ITEMS:
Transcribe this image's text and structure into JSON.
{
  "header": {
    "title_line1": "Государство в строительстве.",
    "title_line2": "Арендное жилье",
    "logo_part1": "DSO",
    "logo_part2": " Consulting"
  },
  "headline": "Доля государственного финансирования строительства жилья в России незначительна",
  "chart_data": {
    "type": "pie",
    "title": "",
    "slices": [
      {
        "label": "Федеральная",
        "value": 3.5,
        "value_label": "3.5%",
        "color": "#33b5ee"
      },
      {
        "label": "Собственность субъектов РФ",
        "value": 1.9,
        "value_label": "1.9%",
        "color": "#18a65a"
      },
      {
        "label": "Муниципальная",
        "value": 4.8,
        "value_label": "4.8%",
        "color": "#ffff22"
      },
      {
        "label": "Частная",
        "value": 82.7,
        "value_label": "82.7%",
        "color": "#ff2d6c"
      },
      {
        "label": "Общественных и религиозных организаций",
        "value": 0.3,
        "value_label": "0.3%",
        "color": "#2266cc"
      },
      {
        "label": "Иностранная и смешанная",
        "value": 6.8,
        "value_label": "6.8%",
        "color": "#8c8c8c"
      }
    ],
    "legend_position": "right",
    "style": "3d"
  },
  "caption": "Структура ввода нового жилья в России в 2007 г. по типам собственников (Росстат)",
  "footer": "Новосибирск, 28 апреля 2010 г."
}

STATED GOAL: Return all the data above once more, precisely as given.

ANSWER TO THIS EXERCISE:
Transcribe this image's text and structure into JSON.
{
  "header": {
    "title_line1": "Государство в строительстве.",
    "title_line2": "Арендное жилье",
    "logo_part1": "DSO",
    "logo_part2": " Consulting"
  },
  "headline": "Доля государственного финансирования строительства жилья в России незначительна",
  "chart_data": {
    "type": "pie",
    "title": "",
    "slices": [
      {
        "label": "Федеральная",
        "value": 3.5,
        "value_label": "3.5%",
        "color": "#33b5ee"
      },
      {
        "label": "Собственность субъектов РФ",
        "value": 1.9,
        "value_label": "1.9%",
        "color": "#18a65a"
      },
      {
        "label": "Муниципальная",
        "value": 4.8,
        "value_label": "4.8%",
        "color": "#ffff22"
      },
      {
        "label": "Частная",
        "value": 82.7,
        "value_label": "82.7%",
        "color": "#ff2d6c"
      },
      {
        "label": "Общественных и религиозных организаций",
        "value": 0.3,
        "value_label": "0.3%",
        "color": "#2266cc"
      },
      {
        "label": "Иностранная и смешанная",
        "value": 6.8,
        "value_label": "6.8%",
        "color": "#8c8c8c"
      }
    ],
    "legend_position": "right",
    "style": "3d"
  },
  "caption": "Структура ввода нового жилья в России в 2007 г. по типам собственников (Росстат)",
  "footer": "Новосибирск, 28 апреля 2010 г."
}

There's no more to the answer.